__Short problem__. Copy the full set of lines exactly as given.

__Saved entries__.
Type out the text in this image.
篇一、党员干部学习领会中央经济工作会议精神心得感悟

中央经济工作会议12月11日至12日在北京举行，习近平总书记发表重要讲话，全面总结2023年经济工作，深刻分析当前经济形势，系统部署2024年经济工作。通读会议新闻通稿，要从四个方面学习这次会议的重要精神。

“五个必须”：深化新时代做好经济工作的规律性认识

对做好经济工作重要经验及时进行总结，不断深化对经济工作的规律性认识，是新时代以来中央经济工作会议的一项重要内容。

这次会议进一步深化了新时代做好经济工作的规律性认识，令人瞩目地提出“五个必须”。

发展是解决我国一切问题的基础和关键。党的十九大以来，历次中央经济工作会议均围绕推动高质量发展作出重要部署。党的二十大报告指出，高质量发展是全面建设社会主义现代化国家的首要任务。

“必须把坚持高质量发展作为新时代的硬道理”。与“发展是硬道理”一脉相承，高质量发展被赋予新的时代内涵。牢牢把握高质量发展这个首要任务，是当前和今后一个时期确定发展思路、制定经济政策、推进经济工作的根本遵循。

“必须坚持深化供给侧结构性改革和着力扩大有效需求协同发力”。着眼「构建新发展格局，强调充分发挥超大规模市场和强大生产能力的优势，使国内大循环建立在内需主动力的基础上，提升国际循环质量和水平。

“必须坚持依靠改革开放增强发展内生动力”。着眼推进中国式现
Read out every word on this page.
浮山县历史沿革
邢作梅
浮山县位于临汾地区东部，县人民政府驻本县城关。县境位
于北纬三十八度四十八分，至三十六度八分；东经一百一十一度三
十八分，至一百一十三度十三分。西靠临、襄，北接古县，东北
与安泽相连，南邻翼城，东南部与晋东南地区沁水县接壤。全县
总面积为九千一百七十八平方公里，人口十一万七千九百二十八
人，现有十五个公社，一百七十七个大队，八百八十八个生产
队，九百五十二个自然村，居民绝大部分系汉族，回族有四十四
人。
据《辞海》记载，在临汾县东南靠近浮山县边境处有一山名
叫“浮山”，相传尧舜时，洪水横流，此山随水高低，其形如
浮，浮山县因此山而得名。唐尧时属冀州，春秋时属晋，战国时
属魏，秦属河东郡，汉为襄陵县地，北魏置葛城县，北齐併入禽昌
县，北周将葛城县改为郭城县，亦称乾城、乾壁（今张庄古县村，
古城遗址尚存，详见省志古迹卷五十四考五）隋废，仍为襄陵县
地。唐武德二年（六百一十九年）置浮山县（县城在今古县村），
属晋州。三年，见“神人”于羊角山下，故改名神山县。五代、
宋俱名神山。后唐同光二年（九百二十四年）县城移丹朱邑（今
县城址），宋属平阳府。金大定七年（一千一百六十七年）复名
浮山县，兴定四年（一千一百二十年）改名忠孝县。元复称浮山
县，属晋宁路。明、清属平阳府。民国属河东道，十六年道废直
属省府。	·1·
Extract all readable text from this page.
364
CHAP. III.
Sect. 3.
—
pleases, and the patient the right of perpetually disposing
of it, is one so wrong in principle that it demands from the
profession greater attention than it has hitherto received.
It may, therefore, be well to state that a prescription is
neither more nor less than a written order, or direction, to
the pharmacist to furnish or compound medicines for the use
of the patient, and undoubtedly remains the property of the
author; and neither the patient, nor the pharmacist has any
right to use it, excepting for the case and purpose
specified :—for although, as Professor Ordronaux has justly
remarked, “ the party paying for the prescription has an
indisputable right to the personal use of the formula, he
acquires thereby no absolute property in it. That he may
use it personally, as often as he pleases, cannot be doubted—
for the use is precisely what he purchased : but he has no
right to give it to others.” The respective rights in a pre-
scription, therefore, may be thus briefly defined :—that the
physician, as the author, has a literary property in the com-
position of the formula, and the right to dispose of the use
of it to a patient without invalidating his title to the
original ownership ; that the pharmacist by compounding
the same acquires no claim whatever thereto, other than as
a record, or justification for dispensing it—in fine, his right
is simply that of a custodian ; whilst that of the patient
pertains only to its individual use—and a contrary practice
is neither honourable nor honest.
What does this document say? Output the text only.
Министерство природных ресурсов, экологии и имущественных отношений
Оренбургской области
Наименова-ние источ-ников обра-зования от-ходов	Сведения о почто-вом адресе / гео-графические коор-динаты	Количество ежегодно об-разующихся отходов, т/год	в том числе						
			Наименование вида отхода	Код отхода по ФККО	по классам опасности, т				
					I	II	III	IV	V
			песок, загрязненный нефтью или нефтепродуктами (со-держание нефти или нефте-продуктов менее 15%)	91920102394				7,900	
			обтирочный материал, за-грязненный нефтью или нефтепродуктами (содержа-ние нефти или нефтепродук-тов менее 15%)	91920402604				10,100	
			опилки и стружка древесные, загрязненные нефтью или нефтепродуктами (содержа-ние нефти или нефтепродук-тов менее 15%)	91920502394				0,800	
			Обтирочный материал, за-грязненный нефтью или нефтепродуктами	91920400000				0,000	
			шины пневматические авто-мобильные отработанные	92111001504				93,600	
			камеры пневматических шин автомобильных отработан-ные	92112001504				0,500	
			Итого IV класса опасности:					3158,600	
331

__Response__.
Type out the text in this image.
篇一、党员干部学习领会中央经济工作会议精神心得感悟

中央经济工作会议12月11日至12日在北京举行，习近平总书记发表重要讲话，全面总结2023年经济工作，深刻分析当前经济形势，系统部署2024年经济工作。通读会议新闻通稿，要从四个方面学习这次会议的重要精神。

“五个必须”：深化新时代做好经济工作的规律性认识

对做好经济工作重要经验及时进行总结，不断深化对经济工作的规律性认识，是新时代以来中央经济工作会议的一项重要内容。

这次会议进一步深化了新时代做好经济工作的规律性认识，令人瞩目地提出“五个必须”。

发展是解决我国一切问题的基础和关键。党的十九大以来，历次中央经济工作会议均围绕推动高质量发展作出重要部署。党的二十大报告指出，高质量发展是全面建设社会主义现代化国家的首要任务。

“必须把坚持高质量发展作为新时代的硬道理”。与“发展是硬道理”一脉相承，高质量发展被赋予新的时代内涵。牢牢把握高质量发展这个首要任务，是当前和今后一个时期确定发展思路、制定经济政策、推进经济工作的根本遵循。

“必须坚持深化供给侧结构性改革和着力扩大有效需求协同发力”。着眼「构建新发展格局，强调充分发挥超大规模市场和强大生产能力的优势，使国内大循环建立在内需主动力的基础上，提升国际循环质量和水平。

“必须坚持依靠改革开放增强发展内生动力”。着眼推进中国式现
Read out every word on this page.
浮山县历史沿革
邢作梅
浮山县位于临汾地区东部，县人民政府驻本县城关。县境位
于北纬三十八度四十八分，至三十六度八分；东经一百一十一度三
十八分，至一百一十三度十三分。西靠临、襄，北接古县，东北
与安泽相连，南邻翼城，东南部与晋东南地区沁水县接壤。全县
总面积为九千一百七十八平方公里，人口十一万七千九百二十八
人，现有十五个公社，一百七十七个大队，八百八十八个生产
队，九百五十二个自然村，居民绝大部分系汉族，回族有四十四
人。
据《辞海》记载，在临汾县东南靠近浮山县边境处有一山名
叫“浮山”，相传尧舜时，洪水横流，此山随水高低，其形如
浮，浮山县因此山而得名。唐尧时属冀州，春秋时属晋，战国时
属魏，秦属河东郡，汉为襄陵县地，北魏置葛城县，北齐併入禽昌
县，北周将葛城县改为郭城县，亦称乾城、乾壁（今张庄古县村，
古城遗址尚存，详见省志古迹卷五十四考五）隋废，仍为襄陵县
地。唐武德二年（六百一十九年）置浮山县（县城在今古县村），
属晋州。三年，见“神人”于羊角山下，故改名神山县。五代、
宋俱名神山。后唐同光二年（九百二十四年）县城移丹朱邑（今
县城址），宋属平阳府。金大定七年（一千一百六十七年）复名
浮山县，兴定四年（一千一百二十年）改名忠孝县。元复称浮山
县，属晋宁路。明、清属平阳府。民国属河东道，十六年道废直
属省府。	·1·
Extract all readable text from this page.
364
CHAP. III.
Sect. 3.
—
pleases, and the patient the right of perpetually disposing
of it, is one so wrong in principle that it demands from the
profession greater attention than it has hitherto received.
It may, therefore, be well to state that a prescription is
neither more nor less than a written order, or direction, to
the pharmacist to furnish or compound medicines for the use
of the patient, and undoubtedly remains the property of the
author; and neither the patient, nor the pharmacist has any
right to use it, excepting for the case and purpose
specified :—for although, as Professor Ordronaux has justly
remarked, “ the party paying for the prescription has an
indisputable right to the personal use of the formula, he
acquires thereby no absolute property in it. That he may
use it personally, as often as he pleases, cannot be doubted—
for the use is precisely what he purchased : but he has no
right to give it to others.” The respective rights in a pre-
scription, therefore, may be thus briefly defined :—that the
physician, as the author, has a literary property in the com-
position of the formula, and the right to dispose of the use
of it to a patient without invalidating his title to the
original ownership ; that the pharmacist by compounding
the same acquires no claim whatever thereto, other than as
a record, or justification for dispensing it—in fine, his right
is simply that of a custodian ; whilst that of the patient
pertains only to its individual use—and a contrary practice
is neither honourable nor honest.
What does this document say? Output the text only.
Министерство природных ресурсов, экологии и имущественных отношений
Оренбургской области
Наименова-ние источ-ников обра-зования от-ходов	Сведения о почто-вом адресе / гео-графические коор-динаты	Количество ежегодно об-разующихся отходов, т/год	в том числе						
			Наименование вида отхода	Код отхода по ФККО	по классам опасности, т				
					I	II	III	IV	V
			песок, загрязненный нефтью или нефтепродуктами (со-держание нефти или нефте-продуктов менее 15%)	91920102394				7,900	
			обтирочный материал, за-грязненный нефтью или нефтепродуктами (содержа-ние нефти или нефтепродук-тов менее 15%)	91920402604				10,100	
			опилки и стружка древесные, загрязненные нефтью или нефтепродуктами (содержа-ние нефти или нефтепродук-тов менее 15%)	91920502394				0,800	
			Обтирочный материал, за-грязненный нефтью или нефтепродуктами	91920400000				0,000	
			шины пневматические авто-мобильные отработанные	92111001504				93,600	
			камеры пневматических шин автомобильных отработан-ные	92112001504				0,500	
			Итого IV класса опасности:					3158,600	
331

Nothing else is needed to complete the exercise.